*Stated exercise*:
Note each line that includes the word "đúng". Copy those lines.

____________________

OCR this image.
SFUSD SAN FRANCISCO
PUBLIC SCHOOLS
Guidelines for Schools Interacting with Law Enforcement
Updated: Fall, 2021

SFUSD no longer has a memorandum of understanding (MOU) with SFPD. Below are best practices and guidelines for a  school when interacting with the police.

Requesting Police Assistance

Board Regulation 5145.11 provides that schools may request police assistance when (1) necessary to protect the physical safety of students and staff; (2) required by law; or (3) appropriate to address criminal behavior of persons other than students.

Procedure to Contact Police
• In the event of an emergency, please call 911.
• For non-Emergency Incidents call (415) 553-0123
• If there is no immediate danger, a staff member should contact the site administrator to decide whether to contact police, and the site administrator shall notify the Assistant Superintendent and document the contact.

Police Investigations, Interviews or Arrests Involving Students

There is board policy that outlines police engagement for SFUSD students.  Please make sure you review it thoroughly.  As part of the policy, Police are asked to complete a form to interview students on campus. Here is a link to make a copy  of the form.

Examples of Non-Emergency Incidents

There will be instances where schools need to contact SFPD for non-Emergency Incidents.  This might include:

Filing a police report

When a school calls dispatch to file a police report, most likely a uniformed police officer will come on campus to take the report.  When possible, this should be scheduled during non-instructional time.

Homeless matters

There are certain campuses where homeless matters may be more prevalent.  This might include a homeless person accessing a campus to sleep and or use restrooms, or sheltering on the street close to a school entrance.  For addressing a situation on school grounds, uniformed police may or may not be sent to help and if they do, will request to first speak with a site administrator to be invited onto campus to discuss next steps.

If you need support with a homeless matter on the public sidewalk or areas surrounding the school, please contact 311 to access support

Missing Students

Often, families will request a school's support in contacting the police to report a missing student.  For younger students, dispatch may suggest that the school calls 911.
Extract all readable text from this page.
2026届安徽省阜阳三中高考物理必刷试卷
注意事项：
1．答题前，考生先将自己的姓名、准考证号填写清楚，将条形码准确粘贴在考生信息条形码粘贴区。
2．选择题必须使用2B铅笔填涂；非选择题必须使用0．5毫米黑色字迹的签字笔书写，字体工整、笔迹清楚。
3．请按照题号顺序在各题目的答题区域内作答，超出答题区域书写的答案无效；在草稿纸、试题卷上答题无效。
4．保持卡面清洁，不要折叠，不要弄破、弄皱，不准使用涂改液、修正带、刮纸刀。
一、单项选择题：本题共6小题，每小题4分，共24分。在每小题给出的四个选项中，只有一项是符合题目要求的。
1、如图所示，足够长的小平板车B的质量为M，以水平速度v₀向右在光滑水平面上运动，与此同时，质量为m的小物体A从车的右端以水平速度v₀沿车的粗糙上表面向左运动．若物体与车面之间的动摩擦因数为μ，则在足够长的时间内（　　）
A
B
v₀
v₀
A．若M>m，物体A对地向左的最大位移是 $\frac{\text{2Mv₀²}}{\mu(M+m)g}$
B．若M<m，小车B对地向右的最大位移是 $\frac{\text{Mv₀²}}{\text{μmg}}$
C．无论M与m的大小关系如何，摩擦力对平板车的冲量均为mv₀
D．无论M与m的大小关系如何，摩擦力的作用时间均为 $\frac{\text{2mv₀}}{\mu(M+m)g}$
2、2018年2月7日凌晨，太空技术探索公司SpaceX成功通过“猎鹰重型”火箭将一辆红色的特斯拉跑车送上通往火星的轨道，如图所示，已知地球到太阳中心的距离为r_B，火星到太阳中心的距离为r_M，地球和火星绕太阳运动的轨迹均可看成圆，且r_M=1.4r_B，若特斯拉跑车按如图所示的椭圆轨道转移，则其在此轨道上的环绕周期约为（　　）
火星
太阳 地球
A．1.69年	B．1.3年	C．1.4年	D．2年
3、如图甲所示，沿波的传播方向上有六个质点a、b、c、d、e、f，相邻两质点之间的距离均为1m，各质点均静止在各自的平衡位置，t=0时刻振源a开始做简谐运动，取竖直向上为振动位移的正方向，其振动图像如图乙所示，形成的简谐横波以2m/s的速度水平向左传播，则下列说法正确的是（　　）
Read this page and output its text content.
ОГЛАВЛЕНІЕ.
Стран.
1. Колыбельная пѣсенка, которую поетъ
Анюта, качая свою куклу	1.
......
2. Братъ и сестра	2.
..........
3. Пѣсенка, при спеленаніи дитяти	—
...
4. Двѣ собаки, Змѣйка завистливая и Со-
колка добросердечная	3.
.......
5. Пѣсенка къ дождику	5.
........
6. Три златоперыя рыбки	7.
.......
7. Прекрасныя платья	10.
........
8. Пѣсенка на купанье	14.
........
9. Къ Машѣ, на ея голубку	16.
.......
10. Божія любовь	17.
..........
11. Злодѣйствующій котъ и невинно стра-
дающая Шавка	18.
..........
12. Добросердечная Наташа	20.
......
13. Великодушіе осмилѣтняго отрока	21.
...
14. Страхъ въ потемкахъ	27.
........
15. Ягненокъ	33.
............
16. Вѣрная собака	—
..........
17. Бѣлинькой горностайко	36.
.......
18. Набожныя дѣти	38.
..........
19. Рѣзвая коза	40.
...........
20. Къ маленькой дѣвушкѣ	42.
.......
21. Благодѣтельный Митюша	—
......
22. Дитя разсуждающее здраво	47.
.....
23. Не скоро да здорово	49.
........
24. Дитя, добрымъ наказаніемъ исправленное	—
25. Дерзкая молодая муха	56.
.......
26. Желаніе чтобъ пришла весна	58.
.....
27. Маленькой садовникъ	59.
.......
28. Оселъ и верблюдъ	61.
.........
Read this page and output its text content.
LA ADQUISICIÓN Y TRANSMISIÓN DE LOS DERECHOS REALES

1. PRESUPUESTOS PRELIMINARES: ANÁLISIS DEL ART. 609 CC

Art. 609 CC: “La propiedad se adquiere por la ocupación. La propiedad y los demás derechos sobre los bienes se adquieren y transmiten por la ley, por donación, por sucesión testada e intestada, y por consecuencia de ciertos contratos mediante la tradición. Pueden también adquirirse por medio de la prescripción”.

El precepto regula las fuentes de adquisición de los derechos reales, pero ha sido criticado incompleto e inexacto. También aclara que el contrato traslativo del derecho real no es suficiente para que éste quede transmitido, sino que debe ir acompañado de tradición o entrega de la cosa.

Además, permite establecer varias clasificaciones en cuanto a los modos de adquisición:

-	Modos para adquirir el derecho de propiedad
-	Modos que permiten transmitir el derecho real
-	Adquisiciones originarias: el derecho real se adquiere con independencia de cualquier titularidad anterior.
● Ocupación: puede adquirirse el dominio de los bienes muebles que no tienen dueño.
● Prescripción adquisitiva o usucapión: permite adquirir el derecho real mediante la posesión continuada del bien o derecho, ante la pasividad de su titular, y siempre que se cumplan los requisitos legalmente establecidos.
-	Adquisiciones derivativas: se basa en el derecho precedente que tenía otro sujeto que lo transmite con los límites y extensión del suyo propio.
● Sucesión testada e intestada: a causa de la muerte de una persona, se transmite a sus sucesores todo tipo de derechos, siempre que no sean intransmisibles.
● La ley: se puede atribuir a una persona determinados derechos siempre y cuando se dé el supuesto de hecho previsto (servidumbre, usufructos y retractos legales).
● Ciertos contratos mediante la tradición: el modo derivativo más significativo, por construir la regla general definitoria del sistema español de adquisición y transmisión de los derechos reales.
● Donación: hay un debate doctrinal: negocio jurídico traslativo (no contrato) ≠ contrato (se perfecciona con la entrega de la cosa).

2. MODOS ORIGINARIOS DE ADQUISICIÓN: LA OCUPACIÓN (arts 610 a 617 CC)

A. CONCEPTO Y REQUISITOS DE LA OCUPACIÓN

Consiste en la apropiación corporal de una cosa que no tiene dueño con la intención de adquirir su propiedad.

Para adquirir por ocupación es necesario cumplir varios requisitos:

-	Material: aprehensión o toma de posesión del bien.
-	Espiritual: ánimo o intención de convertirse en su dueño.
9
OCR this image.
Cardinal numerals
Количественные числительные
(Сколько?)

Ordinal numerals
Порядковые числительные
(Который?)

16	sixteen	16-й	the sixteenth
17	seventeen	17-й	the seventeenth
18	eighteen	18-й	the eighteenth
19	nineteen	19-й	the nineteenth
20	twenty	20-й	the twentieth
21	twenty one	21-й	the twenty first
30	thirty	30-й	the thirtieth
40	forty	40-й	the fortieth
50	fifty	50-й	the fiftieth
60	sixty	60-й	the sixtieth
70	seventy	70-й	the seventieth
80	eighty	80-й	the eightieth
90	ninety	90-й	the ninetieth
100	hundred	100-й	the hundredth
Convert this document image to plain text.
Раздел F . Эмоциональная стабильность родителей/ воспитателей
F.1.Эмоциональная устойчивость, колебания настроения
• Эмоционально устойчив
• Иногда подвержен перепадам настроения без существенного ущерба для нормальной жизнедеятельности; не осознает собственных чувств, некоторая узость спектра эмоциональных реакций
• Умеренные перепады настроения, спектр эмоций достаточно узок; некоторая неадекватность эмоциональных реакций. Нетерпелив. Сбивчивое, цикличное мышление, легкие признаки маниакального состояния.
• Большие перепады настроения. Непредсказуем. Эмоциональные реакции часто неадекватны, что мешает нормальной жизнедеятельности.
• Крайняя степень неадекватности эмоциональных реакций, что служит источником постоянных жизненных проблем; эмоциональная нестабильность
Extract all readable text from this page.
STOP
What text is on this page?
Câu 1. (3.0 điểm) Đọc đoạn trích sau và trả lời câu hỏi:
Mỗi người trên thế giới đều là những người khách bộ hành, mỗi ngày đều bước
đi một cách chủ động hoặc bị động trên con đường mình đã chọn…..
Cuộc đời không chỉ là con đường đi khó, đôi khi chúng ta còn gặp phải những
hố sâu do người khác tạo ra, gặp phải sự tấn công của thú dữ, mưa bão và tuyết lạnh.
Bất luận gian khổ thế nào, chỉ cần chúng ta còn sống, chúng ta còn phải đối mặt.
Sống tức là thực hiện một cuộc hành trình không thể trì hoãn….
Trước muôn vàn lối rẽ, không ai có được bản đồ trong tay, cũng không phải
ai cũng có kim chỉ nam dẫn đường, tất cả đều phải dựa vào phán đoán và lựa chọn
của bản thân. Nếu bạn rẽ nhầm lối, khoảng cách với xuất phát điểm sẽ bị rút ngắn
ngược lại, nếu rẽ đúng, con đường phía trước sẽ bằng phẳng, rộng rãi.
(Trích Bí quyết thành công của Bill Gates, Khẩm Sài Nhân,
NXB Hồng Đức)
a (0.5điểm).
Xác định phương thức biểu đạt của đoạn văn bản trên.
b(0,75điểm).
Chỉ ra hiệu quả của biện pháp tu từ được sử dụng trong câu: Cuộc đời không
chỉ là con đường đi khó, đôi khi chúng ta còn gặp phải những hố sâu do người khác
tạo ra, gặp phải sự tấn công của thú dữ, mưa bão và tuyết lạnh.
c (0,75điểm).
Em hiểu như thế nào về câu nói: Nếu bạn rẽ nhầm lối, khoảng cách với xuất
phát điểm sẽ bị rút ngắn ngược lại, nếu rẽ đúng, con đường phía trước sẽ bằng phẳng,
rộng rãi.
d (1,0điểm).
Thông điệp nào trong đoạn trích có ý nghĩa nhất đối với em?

____________________

*Result*:
ngược lại, nếu rẽ đúng, con đường phía trước sẽ bằng phẳng, rộng rãi.
phát điểm sẽ bị rút ngắn ngược lại, nếu rẽ đúng, con đường phía trước sẽ bằng phẳng,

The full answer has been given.